The data below must be copied in full and without any change.

Records from a collection:
□ □ □ □
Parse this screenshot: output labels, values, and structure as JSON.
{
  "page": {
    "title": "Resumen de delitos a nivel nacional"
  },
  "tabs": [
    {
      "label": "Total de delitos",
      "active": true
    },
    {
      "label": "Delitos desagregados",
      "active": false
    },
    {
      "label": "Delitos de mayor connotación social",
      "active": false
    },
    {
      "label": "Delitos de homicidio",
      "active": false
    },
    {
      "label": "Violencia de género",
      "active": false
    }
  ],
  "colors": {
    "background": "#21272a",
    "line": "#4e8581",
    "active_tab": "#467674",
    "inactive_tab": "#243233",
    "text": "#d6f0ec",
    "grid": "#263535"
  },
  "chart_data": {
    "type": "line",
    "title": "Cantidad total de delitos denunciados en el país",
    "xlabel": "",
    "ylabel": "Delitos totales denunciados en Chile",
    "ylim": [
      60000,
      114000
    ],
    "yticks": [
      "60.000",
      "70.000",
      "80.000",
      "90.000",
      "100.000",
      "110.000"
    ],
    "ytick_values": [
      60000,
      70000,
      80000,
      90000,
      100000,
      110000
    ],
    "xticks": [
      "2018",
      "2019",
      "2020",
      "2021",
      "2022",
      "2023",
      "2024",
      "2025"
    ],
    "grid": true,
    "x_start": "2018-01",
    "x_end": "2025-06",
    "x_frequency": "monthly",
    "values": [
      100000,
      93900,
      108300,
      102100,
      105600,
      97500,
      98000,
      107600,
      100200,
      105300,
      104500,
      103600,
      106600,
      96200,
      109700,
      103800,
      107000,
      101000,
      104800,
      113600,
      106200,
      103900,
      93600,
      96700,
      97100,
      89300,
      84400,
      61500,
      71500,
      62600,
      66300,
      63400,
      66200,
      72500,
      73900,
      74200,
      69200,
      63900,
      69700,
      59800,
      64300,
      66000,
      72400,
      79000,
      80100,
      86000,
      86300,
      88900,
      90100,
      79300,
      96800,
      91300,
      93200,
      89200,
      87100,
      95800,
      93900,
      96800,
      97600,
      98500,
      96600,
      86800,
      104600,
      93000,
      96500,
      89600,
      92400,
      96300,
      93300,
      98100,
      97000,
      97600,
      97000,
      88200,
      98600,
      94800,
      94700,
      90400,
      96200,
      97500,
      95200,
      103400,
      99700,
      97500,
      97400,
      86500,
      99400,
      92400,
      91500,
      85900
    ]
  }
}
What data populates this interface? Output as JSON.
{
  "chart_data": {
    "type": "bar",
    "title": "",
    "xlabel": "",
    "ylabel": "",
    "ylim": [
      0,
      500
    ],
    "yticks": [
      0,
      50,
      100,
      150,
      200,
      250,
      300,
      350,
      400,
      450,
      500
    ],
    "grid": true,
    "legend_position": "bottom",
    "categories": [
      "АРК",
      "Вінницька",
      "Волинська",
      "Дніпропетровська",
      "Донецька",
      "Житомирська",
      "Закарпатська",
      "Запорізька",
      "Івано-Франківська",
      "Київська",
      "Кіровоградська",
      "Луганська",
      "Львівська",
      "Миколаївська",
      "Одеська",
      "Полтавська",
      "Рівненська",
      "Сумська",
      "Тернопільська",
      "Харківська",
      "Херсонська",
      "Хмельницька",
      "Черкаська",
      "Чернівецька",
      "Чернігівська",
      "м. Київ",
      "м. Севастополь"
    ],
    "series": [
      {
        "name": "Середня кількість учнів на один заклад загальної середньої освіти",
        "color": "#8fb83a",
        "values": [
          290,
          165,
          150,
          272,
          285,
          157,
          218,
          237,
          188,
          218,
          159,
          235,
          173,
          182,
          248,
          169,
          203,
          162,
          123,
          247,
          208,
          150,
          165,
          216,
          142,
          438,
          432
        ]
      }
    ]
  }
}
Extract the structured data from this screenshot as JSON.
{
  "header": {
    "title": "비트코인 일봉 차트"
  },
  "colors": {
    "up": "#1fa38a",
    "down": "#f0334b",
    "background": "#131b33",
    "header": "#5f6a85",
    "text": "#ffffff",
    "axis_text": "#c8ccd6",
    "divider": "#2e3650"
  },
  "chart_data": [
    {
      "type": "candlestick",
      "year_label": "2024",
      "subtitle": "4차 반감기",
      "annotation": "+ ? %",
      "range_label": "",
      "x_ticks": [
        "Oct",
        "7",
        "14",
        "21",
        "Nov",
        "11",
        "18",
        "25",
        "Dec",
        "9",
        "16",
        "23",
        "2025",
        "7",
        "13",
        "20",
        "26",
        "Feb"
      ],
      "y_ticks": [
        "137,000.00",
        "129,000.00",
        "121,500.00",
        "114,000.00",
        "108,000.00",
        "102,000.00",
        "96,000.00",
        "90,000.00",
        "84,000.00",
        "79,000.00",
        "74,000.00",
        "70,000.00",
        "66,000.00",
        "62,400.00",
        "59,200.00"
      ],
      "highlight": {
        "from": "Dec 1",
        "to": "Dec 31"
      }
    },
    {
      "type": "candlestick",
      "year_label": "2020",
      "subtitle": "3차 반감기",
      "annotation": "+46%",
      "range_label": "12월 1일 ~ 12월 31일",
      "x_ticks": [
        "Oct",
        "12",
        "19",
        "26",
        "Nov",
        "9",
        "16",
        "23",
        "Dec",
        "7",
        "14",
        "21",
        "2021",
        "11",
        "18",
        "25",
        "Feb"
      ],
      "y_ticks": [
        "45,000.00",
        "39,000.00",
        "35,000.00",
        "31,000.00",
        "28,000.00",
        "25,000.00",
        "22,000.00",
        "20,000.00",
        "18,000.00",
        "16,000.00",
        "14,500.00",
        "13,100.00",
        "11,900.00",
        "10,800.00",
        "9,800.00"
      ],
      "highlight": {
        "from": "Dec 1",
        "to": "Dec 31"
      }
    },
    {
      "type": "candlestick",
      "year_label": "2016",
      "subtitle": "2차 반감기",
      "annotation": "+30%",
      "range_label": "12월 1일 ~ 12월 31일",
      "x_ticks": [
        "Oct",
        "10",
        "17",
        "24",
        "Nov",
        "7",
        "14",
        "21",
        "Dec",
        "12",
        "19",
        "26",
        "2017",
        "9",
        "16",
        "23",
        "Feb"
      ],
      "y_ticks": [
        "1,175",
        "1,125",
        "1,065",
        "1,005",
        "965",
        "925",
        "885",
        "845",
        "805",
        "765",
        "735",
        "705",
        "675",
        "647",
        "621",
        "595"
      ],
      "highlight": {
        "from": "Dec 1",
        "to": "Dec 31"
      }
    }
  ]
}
□ □ □ □
Correct output
Parse this screenshot: output labels, values, and structure as JSON.
{
  "page": {
    "title": "Resumen de delitos a nivel nacional"
  },
  "tabs": [
    {
      "label": "Total de delitos",
      "active": true
    },
    {
      "label": "Delitos desagregados",
      "active": false
    },
    {
      "label": "Delitos de mayor connotación social",
      "active": false
    },
    {
      "label": "Delitos de homicidio",
      "active": false
    },
    {
      "label": "Violencia de género",
      "active": false
    }
  ],
  "colors": {
    "background": "#21272a",
    "line": "#4e8581",
    "active_tab": "#467674",
    "inactive_tab": "#243233",
    "text": "#d6f0ec",
    "grid": "#263535"
  },
  "chart_data": {
    "type": "line",
    "title": "Cantidad total de delitos denunciados en el país",
    "xlabel": "",
    "ylabel": "Delitos totales denunciados en Chile",
    "ylim": [
      60000,
      114000
    ],
    "yticks": [
      "60.000",
      "70.000",
      "80.000",
      "90.000",
      "100.000",
      "110.000"
    ],
    "ytick_values": [
      60000,
      70000,
      80000,
      90000,
      100000,
      110000
    ],
    "xticks": [
      "2018",
      "2019",
      "2020",
      "2021",
      "2022",
      "2023",
      "2024",
      "2025"
    ],
    "grid": true,
    "x_start": "2018-01",
    "x_end": "2025-06",
    "x_frequency": "monthly",
    "values": [
      100000,
      93900,
      108300,
      102100,
      105600,
      97500,
      98000,
      107600,
      100200,
      105300,
      104500,
      103600,
      106600,
      96200,
      109700,
      103800,
      107000,
      101000,
      104800,
      113600,
      106200,
      103900,
      93600,
      96700,
      97100,
      89300,
      84400,
      61500,
      71500,
      62600,
      66300,
      63400,
      66200,
      72500,
      73900,
      74200,
      69200,
      63900,
      69700,
      59800,
      64300,
      66000,
      72400,
      79000,
      80100,
      86000,
      86300,
      88900,
      90100,
      79300,
      96800,
      91300,
      93200,
      89200,
      87100,
      95800,
      93900,
      96800,
      97600,
      98500,
      96600,
      86800,
      104600,
      93000,
      96500,
      89600,
      92400,
      96300,
      93300,
      98100,
      97000,
      97600,
      97000,
      88200,
      98600,
      94800,
      94700,
      90400,
      96200,
      97500,
      95200,
      103400,
      99700,
      97500,
      97400,
      86500,
      99400,
      92400,
      91500,
      85900
    ]
  }
}
What data populates this interface? Output as JSON.
{
  "chart_data": {
    "type": "bar",
    "title": "",
    "xlabel": "",
    "ylabel": "",
    "ylim": [
      0,
      500
    ],
    "yticks": [
      0,
      50,
      100,
      150,
      200,
      250,
      300,
      350,
      400,
      450,
      500
    ],
    "grid": true,
    "legend_position": "bottom",
    "categories": [
      "АРК",
      "Вінницька",
      "Волинська",
      "Дніпропетровська",
      "Донецька",
      "Житомирська",
      "Закарпатська",
      "Запорізька",
      "Івано-Франківська",
      "Київська",
      "Кіровоградська",
      "Луганська",
      "Львівська",
      "Миколаївська",
      "Одеська",
      "Полтавська",
      "Рівненська",
      "Сумська",
      "Тернопільська",
      "Харківська",
      "Херсонська",
      "Хмельницька",
      "Черкаська",
      "Чернівецька",
      "Чернігівська",
      "м. Київ",
      "м. Севастополь"
    ],
    "series": [
      {
        "name": "Середня кількість учнів на один заклад загальної середньої освіти",
        "color": "#8fb83a",
        "values": [
          290,
          165,
          150,
          272,
          285,
          157,
          218,
          237,
          188,
          218,
          159,
          235,
          173,
          182,
          248,
          169,
          203,
          162,
          123,
          247,
          208,
          150,
          165,
          216,
          142,
          438,
          432
        ]
      }
    ]
  }
}
Extract the structured data from this screenshot as JSON.
{
  "header": {
    "title": "비트코인 일봉 차트"
  },
  "colors": {
    "up": "#1fa38a",
    "down": "#f0334b",
    "background": "#131b33",
    "header": "#5f6a85",
    "text": "#ffffff",
    "axis_text": "#c8ccd6",
    "divider": "#2e3650"
  },
  "chart_data": [
    {
      "type": "candlestick",
      "year_label": "2024",
      "subtitle": "4차 반감기",
      "annotation": "+ ? %",
      "range_label": "",
      "x_ticks": [
        "Oct",
        "7",
        "14",
        "21",
        "Nov",
        "11",
        "18",
        "25",
        "Dec",
        "9",
        "16",
        "23",
        "2025",
        "7",
        "13",
        "20",
        "26",
        "Feb"
      ],
      "y_ticks": [
        "137,000.00",
        "129,000.00",
        "121,500.00",
        "114,000.00",
        "108,000.00",
        "102,000.00",
        "96,000.00",
        "90,000.00",
        "84,000.00",
        "79,000.00",
        "74,000.00",
        "70,000.00",
        "66,000.00",
        "62,400.00",
        "59,200.00"
      ],
      "highlight": {
        "from": "Dec 1",
        "to": "Dec 31"
      }
    },
    {
      "type": "candlestick",
      "year_label": "2020",
      "subtitle": "3차 반감기",
      "annotation": "+46%",
      "range_label": "12월 1일 ~ 12월 31일",
      "x_ticks": [
        "Oct",
        "12",
        "19",
        "26",
        "Nov",
        "9",
        "16",
        "23",
        "Dec",
        "7",
        "14",
        "21",
        "2021",
        "11",
        "18",
        "25",
        "Feb"
      ],
      "y_ticks": [
        "45,000.00",
        "39,000.00",
        "35,000.00",
        "31,000.00",
        "28,000.00",
        "25,000.00",
        "22,000.00",
        "20,000.00",
        "18,000.00",
        "16,000.00",
        "14,500.00",
        "13,100.00",
        "11,900.00",
        "10,800.00",
        "9,800.00"
      ],
      "highlight": {
        "from": "Dec 1",
        "to": "Dec 31"
      }
    },
    {
      "type": "candlestick",
      "year_label": "2016",
      "subtitle": "2차 반감기",
      "annotation": "+30%",
      "range_label": "12월 1일 ~ 12월 31일",
      "x_ticks": [
        "Oct",
        "10",
        "17",
        "24",
        "Nov",
        "7",
        "14",
        "21",
        "Dec",
        "12",
        "19",
        "26",
        "2017",
        "9",
        "16",
        "23",
        "Feb"
      ],
      "y_ticks": [
        "1,175",
        "1,125",
        "1,065",
        "1,005",
        "965",
        "925",
        "885",
        "845",
        "805",
        "765",
        "735",
        "705",
        "675",
        "647",
        "621",
        "595"
      ],
      "highlight": {
        "from": "Dec 1",
        "to": "Dec 31"
      }
    }
  ]
}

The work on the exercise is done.